Directive —
From the entries below, gather each line containing the word "text".

Supplied information —
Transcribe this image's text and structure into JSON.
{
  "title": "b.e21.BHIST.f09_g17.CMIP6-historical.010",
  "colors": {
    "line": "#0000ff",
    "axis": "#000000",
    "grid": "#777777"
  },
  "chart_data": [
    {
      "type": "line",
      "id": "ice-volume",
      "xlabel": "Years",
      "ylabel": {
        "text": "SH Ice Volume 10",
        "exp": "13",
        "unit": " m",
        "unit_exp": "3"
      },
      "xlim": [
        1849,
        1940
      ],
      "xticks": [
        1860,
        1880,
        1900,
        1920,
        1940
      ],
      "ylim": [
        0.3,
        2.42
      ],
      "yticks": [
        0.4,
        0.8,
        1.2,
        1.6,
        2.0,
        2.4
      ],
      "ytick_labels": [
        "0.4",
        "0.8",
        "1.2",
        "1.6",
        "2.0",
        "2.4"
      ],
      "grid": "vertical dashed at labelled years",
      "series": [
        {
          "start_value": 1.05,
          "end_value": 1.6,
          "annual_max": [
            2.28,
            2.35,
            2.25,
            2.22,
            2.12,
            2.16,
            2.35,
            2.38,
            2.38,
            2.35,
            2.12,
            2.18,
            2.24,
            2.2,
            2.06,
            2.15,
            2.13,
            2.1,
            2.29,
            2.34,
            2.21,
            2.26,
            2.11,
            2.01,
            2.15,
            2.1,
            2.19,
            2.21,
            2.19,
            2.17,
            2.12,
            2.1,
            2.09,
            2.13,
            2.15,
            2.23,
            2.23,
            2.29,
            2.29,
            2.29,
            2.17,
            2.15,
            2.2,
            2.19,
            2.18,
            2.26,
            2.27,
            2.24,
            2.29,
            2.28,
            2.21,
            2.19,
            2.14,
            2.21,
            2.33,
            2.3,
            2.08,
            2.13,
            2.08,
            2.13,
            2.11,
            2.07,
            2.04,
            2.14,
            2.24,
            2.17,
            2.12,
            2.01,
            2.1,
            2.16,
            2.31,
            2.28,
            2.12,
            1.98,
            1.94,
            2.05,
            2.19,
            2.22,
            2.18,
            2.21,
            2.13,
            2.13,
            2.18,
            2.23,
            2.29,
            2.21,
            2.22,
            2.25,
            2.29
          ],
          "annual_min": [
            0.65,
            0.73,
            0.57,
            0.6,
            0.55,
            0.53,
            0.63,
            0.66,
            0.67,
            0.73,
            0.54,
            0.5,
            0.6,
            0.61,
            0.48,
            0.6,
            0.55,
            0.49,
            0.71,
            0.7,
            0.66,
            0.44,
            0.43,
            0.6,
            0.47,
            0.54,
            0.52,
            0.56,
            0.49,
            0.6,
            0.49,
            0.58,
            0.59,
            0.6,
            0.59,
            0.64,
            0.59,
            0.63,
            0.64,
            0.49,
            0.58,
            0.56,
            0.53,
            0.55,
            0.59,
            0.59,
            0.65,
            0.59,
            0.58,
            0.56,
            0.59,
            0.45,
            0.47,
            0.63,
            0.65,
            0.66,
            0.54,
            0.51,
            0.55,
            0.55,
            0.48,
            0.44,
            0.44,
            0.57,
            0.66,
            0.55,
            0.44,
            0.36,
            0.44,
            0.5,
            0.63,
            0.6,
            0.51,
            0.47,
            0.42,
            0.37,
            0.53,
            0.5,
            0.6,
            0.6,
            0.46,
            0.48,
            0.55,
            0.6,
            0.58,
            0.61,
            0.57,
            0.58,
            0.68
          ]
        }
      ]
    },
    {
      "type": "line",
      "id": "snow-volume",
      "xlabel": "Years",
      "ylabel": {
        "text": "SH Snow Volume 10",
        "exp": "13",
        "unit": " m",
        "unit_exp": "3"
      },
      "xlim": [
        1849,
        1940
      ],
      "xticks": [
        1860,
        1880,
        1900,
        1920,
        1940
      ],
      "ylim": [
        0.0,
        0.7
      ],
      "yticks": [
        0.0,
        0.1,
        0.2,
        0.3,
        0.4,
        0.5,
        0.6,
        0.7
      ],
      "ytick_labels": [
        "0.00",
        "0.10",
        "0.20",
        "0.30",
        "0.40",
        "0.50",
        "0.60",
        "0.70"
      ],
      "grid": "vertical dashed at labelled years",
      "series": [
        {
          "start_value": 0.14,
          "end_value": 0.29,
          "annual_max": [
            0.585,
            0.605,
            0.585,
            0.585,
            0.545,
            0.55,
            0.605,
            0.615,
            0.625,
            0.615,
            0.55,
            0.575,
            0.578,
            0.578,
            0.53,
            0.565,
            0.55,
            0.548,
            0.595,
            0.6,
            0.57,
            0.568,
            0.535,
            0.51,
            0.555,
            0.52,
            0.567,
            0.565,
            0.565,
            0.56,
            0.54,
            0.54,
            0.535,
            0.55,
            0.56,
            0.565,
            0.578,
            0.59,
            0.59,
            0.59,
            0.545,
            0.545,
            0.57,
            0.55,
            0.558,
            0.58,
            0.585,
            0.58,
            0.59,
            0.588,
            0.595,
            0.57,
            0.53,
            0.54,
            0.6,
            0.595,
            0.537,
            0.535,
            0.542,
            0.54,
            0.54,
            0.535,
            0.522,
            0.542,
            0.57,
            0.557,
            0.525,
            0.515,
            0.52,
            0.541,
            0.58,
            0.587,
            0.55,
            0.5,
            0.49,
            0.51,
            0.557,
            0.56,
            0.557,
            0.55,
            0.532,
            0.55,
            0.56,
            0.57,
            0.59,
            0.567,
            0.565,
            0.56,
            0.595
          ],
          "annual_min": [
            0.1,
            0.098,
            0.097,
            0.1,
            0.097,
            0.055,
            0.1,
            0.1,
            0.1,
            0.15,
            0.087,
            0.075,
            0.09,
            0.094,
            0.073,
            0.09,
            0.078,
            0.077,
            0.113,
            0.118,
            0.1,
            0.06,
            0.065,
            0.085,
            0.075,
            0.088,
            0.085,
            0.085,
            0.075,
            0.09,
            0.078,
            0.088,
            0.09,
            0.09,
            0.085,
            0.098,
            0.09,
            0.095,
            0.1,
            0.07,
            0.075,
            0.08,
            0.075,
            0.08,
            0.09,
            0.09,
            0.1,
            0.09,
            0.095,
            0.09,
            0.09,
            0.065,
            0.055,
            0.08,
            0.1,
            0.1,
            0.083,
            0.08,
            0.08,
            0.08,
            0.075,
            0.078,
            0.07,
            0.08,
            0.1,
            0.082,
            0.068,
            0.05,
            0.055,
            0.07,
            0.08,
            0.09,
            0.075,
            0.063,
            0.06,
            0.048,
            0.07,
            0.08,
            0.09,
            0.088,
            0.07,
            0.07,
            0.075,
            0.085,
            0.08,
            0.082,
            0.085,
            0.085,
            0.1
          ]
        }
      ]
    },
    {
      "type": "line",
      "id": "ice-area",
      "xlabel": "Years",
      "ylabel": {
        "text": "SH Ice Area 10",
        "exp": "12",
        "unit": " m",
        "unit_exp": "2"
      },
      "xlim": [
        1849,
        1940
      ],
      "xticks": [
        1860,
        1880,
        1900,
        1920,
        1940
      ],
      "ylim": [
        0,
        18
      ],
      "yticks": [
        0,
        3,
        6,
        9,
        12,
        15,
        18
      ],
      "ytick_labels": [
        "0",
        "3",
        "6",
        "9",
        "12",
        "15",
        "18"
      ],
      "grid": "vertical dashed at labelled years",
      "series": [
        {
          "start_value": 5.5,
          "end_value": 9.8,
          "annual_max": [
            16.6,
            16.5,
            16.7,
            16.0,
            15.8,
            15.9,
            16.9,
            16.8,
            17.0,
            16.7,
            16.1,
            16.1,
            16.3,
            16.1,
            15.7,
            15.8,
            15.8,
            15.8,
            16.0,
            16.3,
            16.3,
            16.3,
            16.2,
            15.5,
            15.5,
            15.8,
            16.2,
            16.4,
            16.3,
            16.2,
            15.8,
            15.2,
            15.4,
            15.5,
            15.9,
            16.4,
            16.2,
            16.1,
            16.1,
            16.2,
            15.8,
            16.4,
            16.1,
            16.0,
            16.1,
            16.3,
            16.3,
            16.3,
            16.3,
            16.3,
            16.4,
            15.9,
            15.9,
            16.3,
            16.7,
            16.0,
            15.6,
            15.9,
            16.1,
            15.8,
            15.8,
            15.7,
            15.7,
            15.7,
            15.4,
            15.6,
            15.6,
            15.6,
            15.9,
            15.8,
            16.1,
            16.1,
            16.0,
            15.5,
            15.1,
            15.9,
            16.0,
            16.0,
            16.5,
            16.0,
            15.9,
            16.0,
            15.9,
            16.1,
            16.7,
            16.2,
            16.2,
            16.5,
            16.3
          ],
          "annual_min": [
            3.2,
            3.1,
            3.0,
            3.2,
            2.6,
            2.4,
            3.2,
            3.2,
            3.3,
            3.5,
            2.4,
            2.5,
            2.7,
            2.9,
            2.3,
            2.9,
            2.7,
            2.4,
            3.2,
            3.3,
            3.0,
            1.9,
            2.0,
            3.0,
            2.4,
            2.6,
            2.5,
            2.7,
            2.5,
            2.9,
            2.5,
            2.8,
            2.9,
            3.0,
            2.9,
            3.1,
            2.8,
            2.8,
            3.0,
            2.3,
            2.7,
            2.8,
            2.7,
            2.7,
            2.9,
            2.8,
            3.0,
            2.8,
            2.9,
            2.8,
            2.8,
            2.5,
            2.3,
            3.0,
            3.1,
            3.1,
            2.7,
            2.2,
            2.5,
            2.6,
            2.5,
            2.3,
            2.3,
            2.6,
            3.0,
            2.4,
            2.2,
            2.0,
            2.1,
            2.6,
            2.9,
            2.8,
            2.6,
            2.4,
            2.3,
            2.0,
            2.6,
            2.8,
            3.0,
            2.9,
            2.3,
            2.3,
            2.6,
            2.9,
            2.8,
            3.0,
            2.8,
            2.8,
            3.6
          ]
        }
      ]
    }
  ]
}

Response to this task —
Transcribe this image's text and structure into JSON.
        "text": "SH Ice Volume 10",
        "text": "SH Snow Volume 10",
        "text": "SH Ice Area 10",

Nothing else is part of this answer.